* What the task asks
Would you transcribe the whole listing exactly, minus its pictures?

* begin Input records *

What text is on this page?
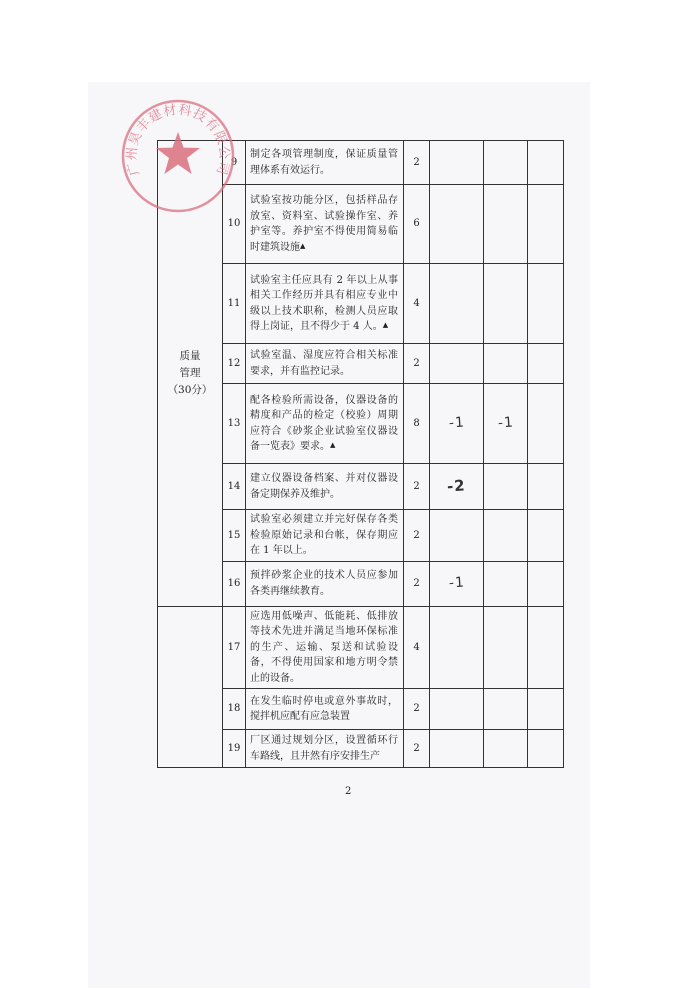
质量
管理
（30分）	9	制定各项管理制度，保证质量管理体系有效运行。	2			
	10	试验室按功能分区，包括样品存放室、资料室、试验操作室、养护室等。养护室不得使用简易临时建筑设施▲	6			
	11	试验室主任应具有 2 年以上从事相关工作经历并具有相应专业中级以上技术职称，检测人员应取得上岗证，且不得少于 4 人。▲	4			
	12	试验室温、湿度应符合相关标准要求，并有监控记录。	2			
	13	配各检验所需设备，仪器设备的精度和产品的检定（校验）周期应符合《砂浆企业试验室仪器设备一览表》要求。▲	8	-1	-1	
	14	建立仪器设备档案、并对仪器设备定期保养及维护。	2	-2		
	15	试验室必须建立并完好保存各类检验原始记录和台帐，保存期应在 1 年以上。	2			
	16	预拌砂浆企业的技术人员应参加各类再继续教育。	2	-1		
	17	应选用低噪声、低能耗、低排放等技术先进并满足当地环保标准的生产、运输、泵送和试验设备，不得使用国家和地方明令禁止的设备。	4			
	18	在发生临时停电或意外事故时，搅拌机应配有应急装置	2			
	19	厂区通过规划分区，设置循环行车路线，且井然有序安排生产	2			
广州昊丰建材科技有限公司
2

* end Input records *

* Problem solution
What text is on this page?
质量
管理
（30分）	9	制定各项管理制度，保证质量管理体系有效运行。	2			
	10	试验室按功能分区，包括样品存放室、资料室、试验操作室、养护室等。养护室不得使用简易临时建筑设施▲	6			
	11	试验室主任应具有 2 年以上从事相关工作经历并具有相应专业中级以上技术职称，检测人员应取得上岗证，且不得少于 4 人。▲	4			
	12	试验室温、湿度应符合相关标准要求，并有监控记录。	2			
	13	配各检验所需设备，仪器设备的精度和产品的检定（校验）周期应符合《砂浆企业试验室仪器设备一览表》要求。▲	8	-1	-1	
	14	建立仪器设备档案、并对仪器设备定期保养及维护。	2	-2		
	15	试验室必须建立并完好保存各类检验原始记录和台帐，保存期应在 1 年以上。	2			
	16	预拌砂浆企业的技术人员应参加各类再继续教育。	2	-1		
	17	应选用低噪声、低能耗、低排放等技术先进并满足当地环保标准的生产、运输、泵送和试验设备，不得使用国家和地方明令禁止的设备。	4			
	18	在发生临时停电或意外事故时，搅拌机应配有应急装置	2			
	19	厂区通过规划分区，设置循环行车路线，且井然有序安排生产	2			
广州昊丰建材科技有限公司
2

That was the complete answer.